Consigne
Recopiez les enregistrements depuis le début jusqu'à la ligne contenant "plot-area: [48, 32, 546, 402]" incluse, en substituant "y-label" à "y-tick-label" et sans rien modifier d'autre.

Enregistrements conservés
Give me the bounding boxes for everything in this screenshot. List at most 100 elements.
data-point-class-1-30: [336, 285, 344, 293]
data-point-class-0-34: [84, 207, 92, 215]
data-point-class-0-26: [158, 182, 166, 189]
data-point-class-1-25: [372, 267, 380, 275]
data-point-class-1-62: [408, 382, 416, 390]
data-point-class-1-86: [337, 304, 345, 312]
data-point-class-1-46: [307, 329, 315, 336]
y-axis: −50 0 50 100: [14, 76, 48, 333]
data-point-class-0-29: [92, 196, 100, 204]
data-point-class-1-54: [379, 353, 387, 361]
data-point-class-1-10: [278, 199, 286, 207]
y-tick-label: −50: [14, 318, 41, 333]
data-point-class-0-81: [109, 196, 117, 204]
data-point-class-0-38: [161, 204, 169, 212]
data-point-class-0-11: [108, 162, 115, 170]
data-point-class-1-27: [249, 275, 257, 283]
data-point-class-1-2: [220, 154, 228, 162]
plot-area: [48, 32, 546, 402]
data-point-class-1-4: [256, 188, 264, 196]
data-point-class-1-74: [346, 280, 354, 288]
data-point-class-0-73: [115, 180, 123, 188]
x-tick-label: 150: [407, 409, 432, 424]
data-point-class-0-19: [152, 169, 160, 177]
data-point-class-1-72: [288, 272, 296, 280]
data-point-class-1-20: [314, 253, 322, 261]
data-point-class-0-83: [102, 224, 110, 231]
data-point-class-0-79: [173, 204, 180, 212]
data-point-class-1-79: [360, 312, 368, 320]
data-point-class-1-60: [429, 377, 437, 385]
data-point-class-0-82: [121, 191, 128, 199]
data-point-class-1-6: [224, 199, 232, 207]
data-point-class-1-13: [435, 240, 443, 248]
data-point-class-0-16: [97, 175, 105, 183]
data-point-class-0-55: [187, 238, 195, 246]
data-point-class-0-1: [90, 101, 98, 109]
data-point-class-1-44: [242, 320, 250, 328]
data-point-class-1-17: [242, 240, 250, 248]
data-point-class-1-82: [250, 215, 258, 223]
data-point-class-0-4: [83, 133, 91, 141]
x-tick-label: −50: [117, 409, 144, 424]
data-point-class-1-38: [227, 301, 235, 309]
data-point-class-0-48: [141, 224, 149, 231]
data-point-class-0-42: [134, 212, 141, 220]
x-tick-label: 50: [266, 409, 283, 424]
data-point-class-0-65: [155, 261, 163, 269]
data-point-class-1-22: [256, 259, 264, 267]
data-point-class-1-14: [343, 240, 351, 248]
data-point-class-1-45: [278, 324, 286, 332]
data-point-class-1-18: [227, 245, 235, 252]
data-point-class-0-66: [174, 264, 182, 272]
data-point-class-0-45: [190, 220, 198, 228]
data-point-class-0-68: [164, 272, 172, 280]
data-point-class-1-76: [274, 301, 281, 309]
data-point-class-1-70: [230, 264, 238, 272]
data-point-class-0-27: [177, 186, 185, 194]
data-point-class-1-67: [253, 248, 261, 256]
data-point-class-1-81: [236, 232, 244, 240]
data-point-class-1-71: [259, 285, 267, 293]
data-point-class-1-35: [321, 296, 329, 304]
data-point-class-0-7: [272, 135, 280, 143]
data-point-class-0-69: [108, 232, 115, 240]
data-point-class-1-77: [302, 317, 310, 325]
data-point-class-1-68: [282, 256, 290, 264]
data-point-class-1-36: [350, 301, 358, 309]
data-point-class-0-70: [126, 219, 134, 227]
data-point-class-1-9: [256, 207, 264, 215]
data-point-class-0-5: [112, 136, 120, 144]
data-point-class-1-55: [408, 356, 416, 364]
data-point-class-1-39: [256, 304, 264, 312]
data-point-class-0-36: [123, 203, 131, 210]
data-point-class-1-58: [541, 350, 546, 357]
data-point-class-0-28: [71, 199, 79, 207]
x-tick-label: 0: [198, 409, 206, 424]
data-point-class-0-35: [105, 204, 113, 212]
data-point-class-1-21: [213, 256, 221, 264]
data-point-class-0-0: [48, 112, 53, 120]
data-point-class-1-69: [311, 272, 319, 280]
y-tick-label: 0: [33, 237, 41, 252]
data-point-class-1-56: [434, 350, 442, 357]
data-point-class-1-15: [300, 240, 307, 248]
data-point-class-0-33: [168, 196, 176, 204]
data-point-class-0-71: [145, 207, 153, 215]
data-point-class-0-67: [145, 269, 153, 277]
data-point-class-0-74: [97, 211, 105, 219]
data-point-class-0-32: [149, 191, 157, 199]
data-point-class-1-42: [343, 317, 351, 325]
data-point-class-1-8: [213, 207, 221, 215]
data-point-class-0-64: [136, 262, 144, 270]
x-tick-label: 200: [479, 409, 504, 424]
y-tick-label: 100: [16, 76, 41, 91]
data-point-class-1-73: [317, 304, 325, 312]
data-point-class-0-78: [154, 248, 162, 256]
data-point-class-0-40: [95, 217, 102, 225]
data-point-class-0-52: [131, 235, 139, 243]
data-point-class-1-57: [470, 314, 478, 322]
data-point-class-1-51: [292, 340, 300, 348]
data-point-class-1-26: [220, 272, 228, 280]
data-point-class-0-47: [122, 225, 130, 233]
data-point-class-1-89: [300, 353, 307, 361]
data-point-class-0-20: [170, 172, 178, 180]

Réponse complète
Give me the bounding boxes for everything in this screenshot. List at most 100 elements.
data-point-class-1-30: [336, 285, 344, 293]
data-point-class-0-34: [84, 207, 92, 215]
data-point-class-0-26: [158, 182, 166, 189]
data-point-class-1-25: [372, 267, 380, 275]
data-point-class-1-62: [408, 382, 416, 390]
data-point-class-1-86: [337, 304, 345, 312]
data-point-class-1-46: [307, 329, 315, 336]
y-axis: −50 0 50 100: [14, 76, 48, 333]
data-point-class-0-29: [92, 196, 100, 204]
data-point-class-1-54: [379, 353, 387, 361]
data-point-class-1-10: [278, 199, 286, 207]
y-label: −50: [14, 318, 41, 333]
data-point-class-0-81: [109, 196, 117, 204]
data-point-class-0-38: [161, 204, 169, 212]
data-point-class-0-11: [108, 162, 115, 170]
data-point-class-1-27: [249, 275, 257, 283]
data-point-class-1-2: [220, 154, 228, 162]
plot-area: [48, 32, 546, 402]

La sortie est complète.